**Stored data:**
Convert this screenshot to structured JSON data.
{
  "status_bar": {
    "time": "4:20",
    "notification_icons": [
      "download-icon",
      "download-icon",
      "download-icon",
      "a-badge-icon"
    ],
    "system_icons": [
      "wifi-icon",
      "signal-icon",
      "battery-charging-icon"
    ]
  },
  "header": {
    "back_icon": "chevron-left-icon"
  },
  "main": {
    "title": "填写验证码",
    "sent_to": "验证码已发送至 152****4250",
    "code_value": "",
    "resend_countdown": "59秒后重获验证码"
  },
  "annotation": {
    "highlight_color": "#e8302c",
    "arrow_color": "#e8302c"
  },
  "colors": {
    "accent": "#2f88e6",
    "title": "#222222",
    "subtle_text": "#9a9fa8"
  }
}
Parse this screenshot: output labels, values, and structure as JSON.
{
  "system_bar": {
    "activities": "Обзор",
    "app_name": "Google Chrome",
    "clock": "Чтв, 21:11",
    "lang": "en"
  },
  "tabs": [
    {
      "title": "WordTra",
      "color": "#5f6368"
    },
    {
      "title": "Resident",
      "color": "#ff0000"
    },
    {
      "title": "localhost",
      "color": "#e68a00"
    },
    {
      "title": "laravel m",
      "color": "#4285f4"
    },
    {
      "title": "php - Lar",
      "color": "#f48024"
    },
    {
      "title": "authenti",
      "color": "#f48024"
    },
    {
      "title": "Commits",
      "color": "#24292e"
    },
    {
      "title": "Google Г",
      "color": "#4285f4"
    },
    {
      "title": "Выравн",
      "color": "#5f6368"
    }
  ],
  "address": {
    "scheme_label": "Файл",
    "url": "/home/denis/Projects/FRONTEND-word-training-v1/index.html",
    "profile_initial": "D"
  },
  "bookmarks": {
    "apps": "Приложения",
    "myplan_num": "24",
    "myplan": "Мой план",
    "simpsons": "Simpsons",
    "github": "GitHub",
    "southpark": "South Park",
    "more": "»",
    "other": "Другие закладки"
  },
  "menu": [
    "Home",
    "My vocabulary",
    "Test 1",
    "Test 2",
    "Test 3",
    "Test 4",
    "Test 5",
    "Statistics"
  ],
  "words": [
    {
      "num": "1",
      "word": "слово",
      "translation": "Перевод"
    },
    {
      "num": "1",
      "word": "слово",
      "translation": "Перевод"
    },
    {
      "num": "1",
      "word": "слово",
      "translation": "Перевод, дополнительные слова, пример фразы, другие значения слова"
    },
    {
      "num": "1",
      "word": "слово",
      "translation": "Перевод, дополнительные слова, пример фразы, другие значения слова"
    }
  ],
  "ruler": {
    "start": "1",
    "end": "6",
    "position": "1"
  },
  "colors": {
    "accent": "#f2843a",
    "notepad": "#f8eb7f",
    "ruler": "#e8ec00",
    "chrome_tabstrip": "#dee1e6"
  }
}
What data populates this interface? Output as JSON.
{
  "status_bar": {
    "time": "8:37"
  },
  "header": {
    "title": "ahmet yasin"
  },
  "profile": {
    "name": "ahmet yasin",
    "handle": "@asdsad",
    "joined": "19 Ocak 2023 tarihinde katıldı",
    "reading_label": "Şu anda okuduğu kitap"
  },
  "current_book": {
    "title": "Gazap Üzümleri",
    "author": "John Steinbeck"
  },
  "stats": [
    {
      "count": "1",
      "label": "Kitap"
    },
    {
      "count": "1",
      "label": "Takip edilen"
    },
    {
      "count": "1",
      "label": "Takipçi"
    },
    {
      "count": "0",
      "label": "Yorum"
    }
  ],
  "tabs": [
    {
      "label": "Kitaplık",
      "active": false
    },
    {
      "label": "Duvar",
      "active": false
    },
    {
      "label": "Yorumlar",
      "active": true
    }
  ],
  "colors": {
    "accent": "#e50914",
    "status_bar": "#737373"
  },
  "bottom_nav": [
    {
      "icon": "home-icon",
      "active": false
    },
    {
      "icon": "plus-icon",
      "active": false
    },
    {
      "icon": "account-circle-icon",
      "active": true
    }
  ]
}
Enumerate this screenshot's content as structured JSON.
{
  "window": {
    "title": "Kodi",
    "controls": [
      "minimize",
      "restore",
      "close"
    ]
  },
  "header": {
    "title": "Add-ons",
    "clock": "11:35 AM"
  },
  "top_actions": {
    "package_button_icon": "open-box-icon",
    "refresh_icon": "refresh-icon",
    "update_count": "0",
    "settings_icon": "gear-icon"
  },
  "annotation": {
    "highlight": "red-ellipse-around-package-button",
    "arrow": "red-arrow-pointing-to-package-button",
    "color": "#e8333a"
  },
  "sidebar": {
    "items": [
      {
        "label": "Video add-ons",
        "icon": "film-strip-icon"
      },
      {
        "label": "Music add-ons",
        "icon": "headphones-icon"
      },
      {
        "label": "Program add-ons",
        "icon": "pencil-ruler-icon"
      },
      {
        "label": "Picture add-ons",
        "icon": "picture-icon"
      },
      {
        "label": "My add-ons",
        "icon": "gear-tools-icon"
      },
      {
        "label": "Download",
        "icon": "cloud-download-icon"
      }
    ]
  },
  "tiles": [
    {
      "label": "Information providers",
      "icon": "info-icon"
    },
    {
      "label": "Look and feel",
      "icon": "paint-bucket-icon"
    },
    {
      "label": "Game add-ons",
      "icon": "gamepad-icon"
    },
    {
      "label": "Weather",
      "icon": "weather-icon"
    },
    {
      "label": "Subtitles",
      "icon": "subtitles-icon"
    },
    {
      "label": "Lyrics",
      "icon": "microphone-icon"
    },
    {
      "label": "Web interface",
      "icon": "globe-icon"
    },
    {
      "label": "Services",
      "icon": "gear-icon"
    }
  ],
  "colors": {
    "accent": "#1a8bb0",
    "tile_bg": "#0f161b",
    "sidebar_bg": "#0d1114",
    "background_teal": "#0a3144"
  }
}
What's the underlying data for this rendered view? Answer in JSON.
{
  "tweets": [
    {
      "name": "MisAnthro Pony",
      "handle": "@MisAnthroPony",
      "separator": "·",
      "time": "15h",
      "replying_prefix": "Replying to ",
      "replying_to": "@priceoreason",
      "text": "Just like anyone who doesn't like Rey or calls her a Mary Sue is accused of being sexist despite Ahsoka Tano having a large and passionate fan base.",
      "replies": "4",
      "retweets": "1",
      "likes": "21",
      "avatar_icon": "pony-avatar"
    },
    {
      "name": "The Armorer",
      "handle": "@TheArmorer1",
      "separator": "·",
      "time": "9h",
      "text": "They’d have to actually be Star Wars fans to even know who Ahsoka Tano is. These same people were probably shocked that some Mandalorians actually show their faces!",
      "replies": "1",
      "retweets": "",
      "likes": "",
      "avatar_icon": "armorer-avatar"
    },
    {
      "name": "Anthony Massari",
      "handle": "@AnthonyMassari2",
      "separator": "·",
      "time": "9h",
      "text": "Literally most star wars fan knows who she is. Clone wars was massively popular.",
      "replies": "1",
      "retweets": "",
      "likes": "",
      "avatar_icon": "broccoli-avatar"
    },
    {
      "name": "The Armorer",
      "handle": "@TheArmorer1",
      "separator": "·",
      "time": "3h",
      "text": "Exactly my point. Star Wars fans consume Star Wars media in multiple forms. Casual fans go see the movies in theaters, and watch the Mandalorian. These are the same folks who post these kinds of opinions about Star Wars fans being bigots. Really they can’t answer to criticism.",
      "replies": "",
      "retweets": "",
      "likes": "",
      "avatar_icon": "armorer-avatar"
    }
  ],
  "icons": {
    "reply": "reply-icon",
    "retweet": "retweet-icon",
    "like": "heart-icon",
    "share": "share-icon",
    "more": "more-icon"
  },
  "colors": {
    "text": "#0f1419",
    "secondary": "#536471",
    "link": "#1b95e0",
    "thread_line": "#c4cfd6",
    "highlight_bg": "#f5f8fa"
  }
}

**TASK PROMPT:** Which lines in the records above contain the string "screenshot"? Copy each one.

**WRITTEN RESPONSE:**
Convert this screenshot to structured JSON data.
Parse this screenshot: output labels, values, and structure as JSON.
Enumerate this screenshot's content as structured JSON.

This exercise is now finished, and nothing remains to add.